======== Information shown
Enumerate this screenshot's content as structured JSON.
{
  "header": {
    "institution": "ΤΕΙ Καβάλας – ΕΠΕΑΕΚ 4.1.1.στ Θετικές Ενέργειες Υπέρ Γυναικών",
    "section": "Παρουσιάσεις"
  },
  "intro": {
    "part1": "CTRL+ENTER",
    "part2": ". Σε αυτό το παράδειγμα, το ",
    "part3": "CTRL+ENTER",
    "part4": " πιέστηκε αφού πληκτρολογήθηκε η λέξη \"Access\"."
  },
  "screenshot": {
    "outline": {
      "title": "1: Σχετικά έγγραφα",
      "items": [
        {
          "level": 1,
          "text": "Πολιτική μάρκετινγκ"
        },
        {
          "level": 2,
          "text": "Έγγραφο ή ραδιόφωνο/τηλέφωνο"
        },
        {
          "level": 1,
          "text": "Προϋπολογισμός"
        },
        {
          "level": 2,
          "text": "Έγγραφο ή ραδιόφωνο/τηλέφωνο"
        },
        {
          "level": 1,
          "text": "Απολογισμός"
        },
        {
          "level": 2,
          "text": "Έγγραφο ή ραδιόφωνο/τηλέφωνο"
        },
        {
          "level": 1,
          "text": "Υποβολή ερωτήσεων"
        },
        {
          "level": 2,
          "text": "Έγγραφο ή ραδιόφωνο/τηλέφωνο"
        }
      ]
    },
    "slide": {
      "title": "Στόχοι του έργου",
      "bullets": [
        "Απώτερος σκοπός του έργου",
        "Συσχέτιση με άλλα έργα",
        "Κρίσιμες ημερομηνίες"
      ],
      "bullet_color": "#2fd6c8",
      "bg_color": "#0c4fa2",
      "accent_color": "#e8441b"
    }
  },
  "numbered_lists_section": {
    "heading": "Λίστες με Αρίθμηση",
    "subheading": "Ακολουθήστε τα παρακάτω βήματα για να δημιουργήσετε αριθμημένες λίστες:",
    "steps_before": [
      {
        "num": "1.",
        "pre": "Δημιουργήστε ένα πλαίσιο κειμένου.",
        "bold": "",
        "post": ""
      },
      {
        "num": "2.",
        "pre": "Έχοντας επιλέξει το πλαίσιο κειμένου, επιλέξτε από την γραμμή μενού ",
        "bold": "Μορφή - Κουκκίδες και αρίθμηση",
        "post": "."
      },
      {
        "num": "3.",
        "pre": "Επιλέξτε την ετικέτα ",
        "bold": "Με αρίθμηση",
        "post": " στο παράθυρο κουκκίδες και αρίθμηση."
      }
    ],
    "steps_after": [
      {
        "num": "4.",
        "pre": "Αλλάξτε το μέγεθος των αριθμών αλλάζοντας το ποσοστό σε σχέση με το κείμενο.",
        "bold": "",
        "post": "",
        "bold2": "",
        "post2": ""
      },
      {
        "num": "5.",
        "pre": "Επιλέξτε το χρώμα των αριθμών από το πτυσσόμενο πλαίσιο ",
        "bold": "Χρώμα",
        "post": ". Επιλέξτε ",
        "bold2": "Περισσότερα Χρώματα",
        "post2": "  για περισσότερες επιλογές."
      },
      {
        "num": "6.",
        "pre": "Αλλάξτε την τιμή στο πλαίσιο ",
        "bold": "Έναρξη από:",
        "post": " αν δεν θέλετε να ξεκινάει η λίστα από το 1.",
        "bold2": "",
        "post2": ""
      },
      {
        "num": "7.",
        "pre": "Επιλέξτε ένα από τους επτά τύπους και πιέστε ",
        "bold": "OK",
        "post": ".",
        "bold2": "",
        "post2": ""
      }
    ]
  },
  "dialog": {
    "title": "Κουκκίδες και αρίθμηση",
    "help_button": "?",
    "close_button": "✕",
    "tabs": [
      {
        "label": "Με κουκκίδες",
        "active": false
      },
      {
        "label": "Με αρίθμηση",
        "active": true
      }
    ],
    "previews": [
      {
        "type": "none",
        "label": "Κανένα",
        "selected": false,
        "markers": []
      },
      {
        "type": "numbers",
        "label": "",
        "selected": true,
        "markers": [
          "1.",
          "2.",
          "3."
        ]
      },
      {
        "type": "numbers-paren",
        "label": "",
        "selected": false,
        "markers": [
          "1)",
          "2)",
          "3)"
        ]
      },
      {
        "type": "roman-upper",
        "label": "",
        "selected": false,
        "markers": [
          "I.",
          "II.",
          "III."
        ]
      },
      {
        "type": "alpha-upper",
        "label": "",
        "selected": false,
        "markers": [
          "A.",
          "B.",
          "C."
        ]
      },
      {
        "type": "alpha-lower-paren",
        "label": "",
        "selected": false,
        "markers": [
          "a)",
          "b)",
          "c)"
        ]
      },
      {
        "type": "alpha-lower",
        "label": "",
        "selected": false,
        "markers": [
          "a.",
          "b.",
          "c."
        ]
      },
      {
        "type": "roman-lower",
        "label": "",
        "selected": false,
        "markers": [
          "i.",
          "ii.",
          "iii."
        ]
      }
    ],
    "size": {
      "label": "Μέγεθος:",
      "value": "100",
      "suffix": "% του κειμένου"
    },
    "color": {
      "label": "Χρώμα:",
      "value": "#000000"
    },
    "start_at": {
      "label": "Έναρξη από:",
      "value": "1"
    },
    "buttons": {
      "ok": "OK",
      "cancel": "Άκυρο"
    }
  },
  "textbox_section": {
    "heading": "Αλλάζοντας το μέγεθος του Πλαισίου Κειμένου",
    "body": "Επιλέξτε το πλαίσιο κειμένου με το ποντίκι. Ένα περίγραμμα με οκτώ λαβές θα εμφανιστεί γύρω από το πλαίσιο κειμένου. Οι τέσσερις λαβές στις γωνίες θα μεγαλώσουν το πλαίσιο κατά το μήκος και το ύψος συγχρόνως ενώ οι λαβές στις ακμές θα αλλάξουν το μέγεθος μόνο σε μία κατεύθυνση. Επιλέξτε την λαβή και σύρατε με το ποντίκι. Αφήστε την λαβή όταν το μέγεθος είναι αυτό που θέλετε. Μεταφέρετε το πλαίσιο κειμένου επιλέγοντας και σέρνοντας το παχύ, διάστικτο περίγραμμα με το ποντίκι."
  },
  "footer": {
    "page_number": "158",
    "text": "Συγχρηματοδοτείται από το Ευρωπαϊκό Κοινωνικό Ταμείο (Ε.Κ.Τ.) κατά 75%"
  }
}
================
Do this. Report the number of lines above containing the word "πλαίσιο", with no other text.

Response to the task. 5